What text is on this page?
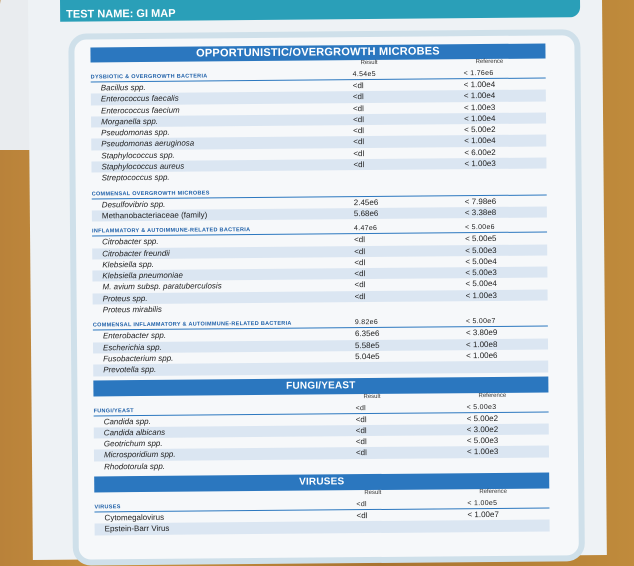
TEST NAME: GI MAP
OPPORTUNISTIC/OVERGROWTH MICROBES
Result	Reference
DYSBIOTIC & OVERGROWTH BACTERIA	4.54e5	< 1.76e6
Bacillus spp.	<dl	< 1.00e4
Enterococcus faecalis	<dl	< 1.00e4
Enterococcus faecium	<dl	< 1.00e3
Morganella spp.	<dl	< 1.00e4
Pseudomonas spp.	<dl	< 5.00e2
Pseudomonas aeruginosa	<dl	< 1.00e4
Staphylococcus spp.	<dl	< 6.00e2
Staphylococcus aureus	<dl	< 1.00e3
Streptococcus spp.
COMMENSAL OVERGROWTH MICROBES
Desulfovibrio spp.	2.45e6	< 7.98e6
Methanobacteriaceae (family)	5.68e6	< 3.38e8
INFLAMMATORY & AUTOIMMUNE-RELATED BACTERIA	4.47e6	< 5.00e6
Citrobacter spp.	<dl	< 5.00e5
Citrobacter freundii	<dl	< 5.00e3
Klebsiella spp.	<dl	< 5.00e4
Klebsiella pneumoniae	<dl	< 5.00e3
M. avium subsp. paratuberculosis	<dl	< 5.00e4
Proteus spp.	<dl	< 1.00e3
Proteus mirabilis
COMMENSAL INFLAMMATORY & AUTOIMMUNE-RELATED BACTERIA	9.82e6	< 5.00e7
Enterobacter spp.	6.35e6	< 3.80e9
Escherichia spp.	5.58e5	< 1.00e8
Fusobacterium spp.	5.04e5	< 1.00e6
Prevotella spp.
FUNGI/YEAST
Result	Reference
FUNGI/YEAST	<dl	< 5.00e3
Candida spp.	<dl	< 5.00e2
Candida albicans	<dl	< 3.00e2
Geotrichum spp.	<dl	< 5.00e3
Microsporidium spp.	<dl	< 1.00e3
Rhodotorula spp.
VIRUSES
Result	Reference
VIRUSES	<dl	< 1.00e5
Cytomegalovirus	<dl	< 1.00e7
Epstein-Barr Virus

Your task: A word-for-word copy of the data above is needed, one that omits the pictures.

Result for this exercise:
What text is on this page?
TEST NAME: GI MAP
OPPORTUNISTIC/OVERGROWTH MICROBES
Result	Reference
DYSBIOTIC & OVERGROWTH BACTERIA	4.54e5	< 1.76e6
Bacillus spp.	<dl	< 1.00e4
Enterococcus faecalis	<dl	< 1.00e4
Enterococcus faecium	<dl	< 1.00e3
Morganella spp.	<dl	< 1.00e4
Pseudomonas spp.	<dl	< 5.00e2
Pseudomonas aeruginosa	<dl	< 1.00e4
Staphylococcus spp.	<dl	< 6.00e2
Staphylococcus aureus	<dl	< 1.00e3
Streptococcus spp.
COMMENSAL OVERGROWTH MICROBES
Desulfovibrio spp.	2.45e6	< 7.98e6
Methanobacteriaceae (family)	5.68e6	< 3.38e8
INFLAMMATORY & AUTOIMMUNE-RELATED BACTERIA	4.47e6	< 5.00e6
Citrobacter spp.	<dl	< 5.00e5
Citrobacter freundii	<dl	< 5.00e3
Klebsiella spp.	<dl	< 5.00e4
Klebsiella pneumoniae	<dl	< 5.00e3
M. avium subsp. paratuberculosis	<dl	< 5.00e4
Proteus spp.	<dl	< 1.00e3
Proteus mirabilis
COMMENSAL INFLAMMATORY & AUTOIMMUNE-RELATED BACTERIA	9.82e6	< 5.00e7
Enterobacter spp.	6.35e6	< 3.80e9
Escherichia spp.	5.58e5	< 1.00e8
Fusobacterium spp.	5.04e5	< 1.00e6
Prevotella spp.
FUNGI/YEAST
Result	Reference
FUNGI/YEAST	<dl	< 5.00e3
Candida spp.	<dl	< 5.00e2
Candida albicans	<dl	< 3.00e2
Geotrichum spp.	<dl	< 5.00e3
Microsporidium spp.	<dl	< 1.00e3
Rhodotorula spp.
VIRUSES
Result	Reference
VIRUSES	<dl	< 1.00e5
Cytomegalovirus	<dl	< 1.00e7
Epstein-Barr Virus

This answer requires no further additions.